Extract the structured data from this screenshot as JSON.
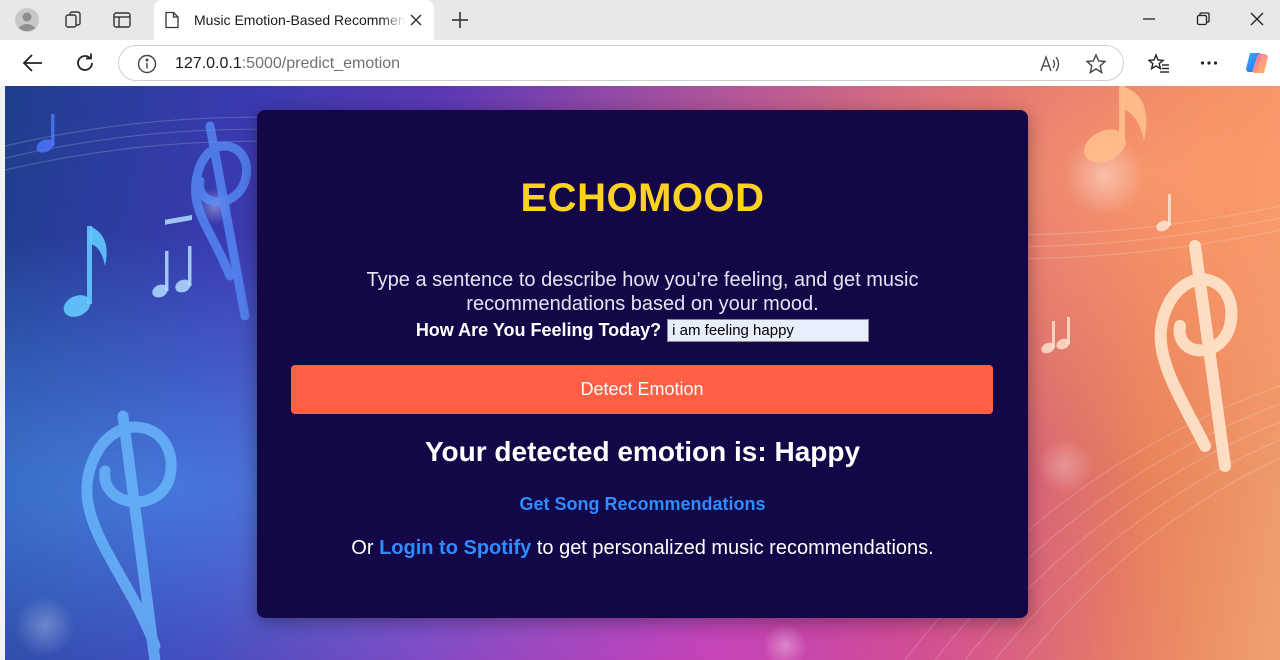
{
  "browser": {
    "tab_title": "Music Emotion-Based Recommender",
    "url_host": "127.0.0.1",
    "url_rest": ":5000/predict_emotion"
  },
  "page": {
    "brand": "ECHOMOOD",
    "intro": "Type a sentence to describe how you're feeling, and get music recommendations based on your mood.",
    "feeling_label": "How Are You Feeling Today?",
    "feeling_value": "i am feeling happy",
    "detect_button": "Detect Emotion",
    "result": "Your detected emotion is: Happy",
    "recs_link": "Get Song Recommendations",
    "spotify_prefix": "Or",
    "spotify_link": "Login to Spotify",
    "spotify_suffix": "to get personalized music recommendations."
  },
  "colors": {
    "card_bg": "#130748",
    "brand_yellow": "#ffd21f",
    "button_orange": "#ff5f45",
    "link_blue": "#2f8cff"
  },
  "icons": [
    "profile-icon",
    "workspaces-icon",
    "tab-actions-icon",
    "page-icon",
    "close-icon",
    "plus-icon",
    "minimize-icon",
    "restore-icon",
    "back-arrow-icon",
    "reload-icon",
    "info-icon",
    "read-aloud-icon",
    "star-icon",
    "favorites-icon",
    "more-icon",
    "copilot-icon"
  ]
}
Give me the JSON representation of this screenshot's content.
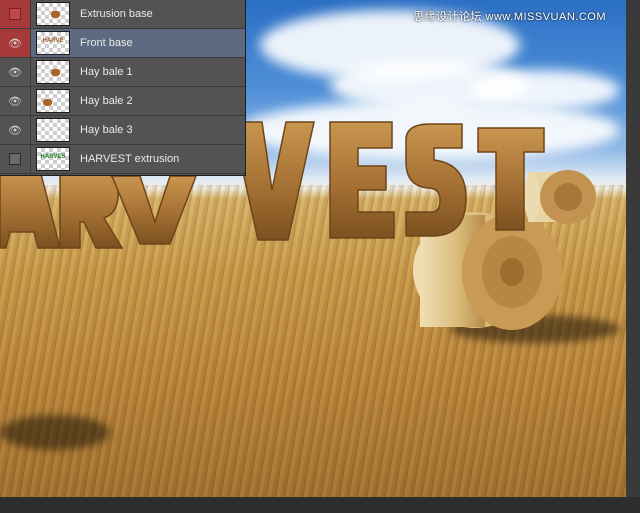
{
  "watermark": "思缘设计论坛 www.MISSVUAN.COM",
  "canvas": {
    "artwork_text": "HARVEST",
    "colors": {
      "sky": "#2b6fc4",
      "field": "#c89a4a",
      "hay": "#b88a3e"
    }
  },
  "layers_panel": {
    "layers": [
      {
        "name": "Extrusion base",
        "visible": false,
        "active": false,
        "thumb": "hay-icon"
      },
      {
        "name": "Front base",
        "visible": true,
        "active": true,
        "thumb": "harvest-text-thumb",
        "thumb_text": "HARVE"
      },
      {
        "name": "Hay bale 1",
        "visible": true,
        "active": false,
        "thumb": "hay-icon"
      },
      {
        "name": "Hay bale 2",
        "visible": true,
        "active": false,
        "thumb": "hay-icon"
      },
      {
        "name": "Hay bale 3",
        "visible": true,
        "active": false,
        "thumb": "checker-icon"
      },
      {
        "name": "HARVEST extrusion",
        "visible": false,
        "active": false,
        "thumb": "harvest-text-thumb",
        "thumb_text": "HARVES"
      }
    ]
  }
}
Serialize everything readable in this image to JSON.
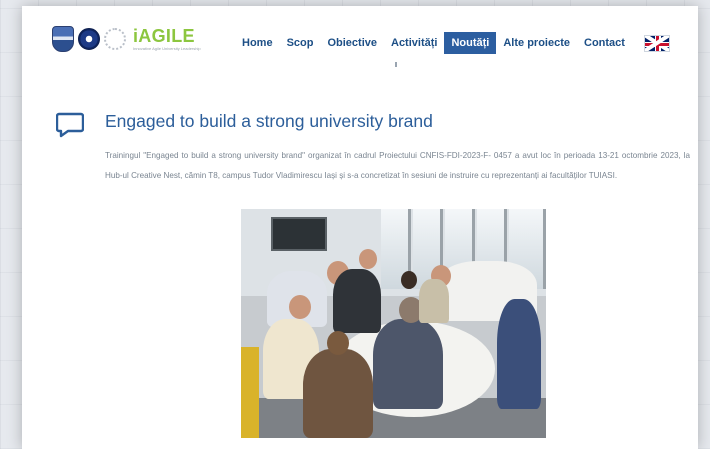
{
  "header": {
    "logo_name": "iAGILE",
    "logo_tagline": "Innovative Agile University Leadership"
  },
  "nav": {
    "items": [
      {
        "label": "Home"
      },
      {
        "label": "Scop"
      },
      {
        "label": "Obiective"
      },
      {
        "label": "Activități"
      },
      {
        "label": "Noutăți",
        "active": true
      },
      {
        "label": "Alte proiecte"
      },
      {
        "label": "Contact"
      }
    ],
    "language_flag": "uk-flag-icon"
  },
  "article": {
    "icon": "speech-bubble-icon",
    "title": "Engaged to build a strong university brand",
    "body": "Trainingul \"Engaged to build a strong university brand\" organizat în cadrul Proiectului CNFIS-FDI-2023-F- 0457 a avut loc în perioada 13-21 octombrie 2023, la Hub-ul Creative Nest, cămin T8, campus Tudor Vladimirescu Iași și s-a concretizat în sesiuni de instruire cu reprezentanți ai facultăților TUIASI."
  },
  "colors": {
    "nav_text": "#1d4f86",
    "nav_active_bg": "#2c5ea0",
    "title": "#2c5e9a",
    "logo_green": "#8cc63f",
    "body_text": "#7a8591"
  }
}
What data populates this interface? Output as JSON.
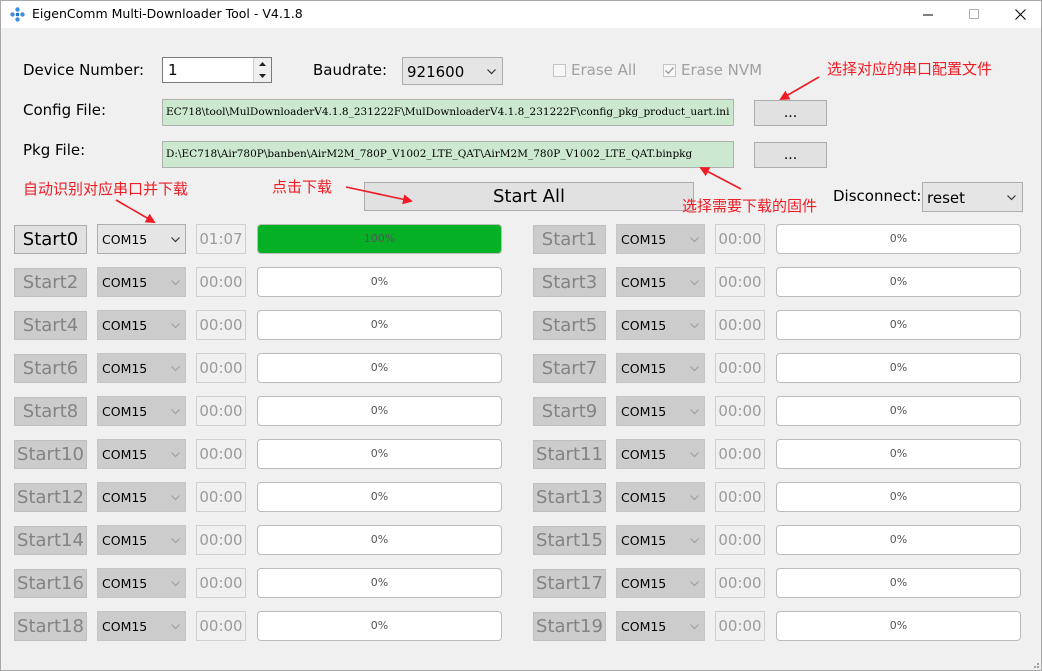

**Stated goal**. Transcribe the records above verbatim. Do not carry over any picture.

**Solved problem**.
Extract the structured data from this screenshot as JSON.
{
  "browser": {
    "tab_title": "Music Emotion-Based Recommender",
    "url_host": "127.0.0.1",
    "url_rest": ":5000/predict_emotion"
  },
  "page": {
    "brand": "ECHOMOOD",
    "intro": "Type a sentence to describe how you're feeling, and get music recommendations based on your mood.",
    "feeling_label": "How Are You Feeling Today?",
    "feeling_value": "i am feeling happy",
    "detect_button": "Detect Emotion",
    "result": "Your detected emotion is: Happy",
    "recs_link": "Get Song Recommendations",
    "spotify_prefix": "Or",
    "spotify_link": "Login to Spotify",
    "spotify_suffix": "to get personalized music recommendations."
  },
  "colors": {
    "card_bg": "#130748",
    "brand_yellow": "#ffd21f",
    "button_orange": "#ff5f45",
    "link_blue": "#2f8cff"
  },
  "icons": [
    "profile-icon",
    "workspaces-icon",
    "tab-actions-icon",
    "page-icon",
    "close-icon",
    "plus-icon",
    "minimize-icon",
    "restore-icon",
    "back-arrow-icon",
    "reload-icon",
    "info-icon",
    "read-aloud-icon",
    "star-icon",
    "favorites-icon",
    "more-icon",
    "copilot-icon"
  ]
}
Give me the JSON representation of this screenshot's content.
{
  "watermark": "思缘设计论坛 www.MISSVUAN.COM",
  "canvas": {
    "artwork_text": "HARVEST",
    "colors": {
      "sky": "#2b6fc4",
      "field": "#c89a4a",
      "hay": "#b88a3e"
    }
  },
  "layers_panel": {
    "layers": [
      {
        "name": "Extrusion base",
        "visible": false,
        "active": false,
        "thumb": "hay-icon"
      },
      {
        "name": "Front base",
        "visible": true,
        "active": true,
        "thumb": "harvest-text-thumb",
        "thumb_text": "HARVE"
      },
      {
        "name": "Hay bale 1",
        "visible": true,
        "active": false,
        "thumb": "hay-icon"
      },
      {
        "name": "Hay bale 2",
        "visible": true,
        "active": false,
        "thumb": "hay-icon"
      },
      {
        "name": "Hay bale 3",
        "visible": true,
        "active": false,
        "thumb": "checker-icon"
      },
      {
        "name": "HARVEST extrusion",
        "visible": false,
        "active": false,
        "thumb": "harvest-text-thumb",
        "thumb_text": "HARVES"
      }
    ]
  }
}
Serialize everything readable in this image to JSON.
{
  "header": {
    "logo_name": "iAGILE",
    "logo_tagline": "Innovative Agile University Leadership"
  },
  "nav": {
    "items": [
      {
        "label": "Home"
      },
      {
        "label": "Scop"
      },
      {
        "label": "Obiective"
      },
      {
        "label": "Activități"
      },
      {
        "label": "Noutăți",
        "active": true
      },
      {
        "label": "Alte proiecte"
      },
      {
        "label": "Contact"
      }
    ],
    "language_flag": "uk-flag-icon"
  },
  "article": {
    "icon": "speech-bubble-icon",
    "title": "Engaged to build a strong university brand",
    "body": "Trainingul \"Engaged to build a strong university brand\" organizat în cadrul Proiectului CNFIS-FDI-2023-F- 0457 a avut loc în perioada 13-21 octombrie 2023, la Hub-ul Creative Nest, cămin T8, campus Tudor Vladimirescu Iași și s-a concretizat în sesiuni de instruire cu reprezentanți ai facultăților TUIASI."
  },
  "colors": {
    "nav_text": "#1d4f86",
    "nav_active_bg": "#2c5ea0",
    "title": "#2c5e9a",
    "logo_green": "#8cc63f",
    "body_text": "#7a8591"
  }
}
What data populates this interface? Output as JSON.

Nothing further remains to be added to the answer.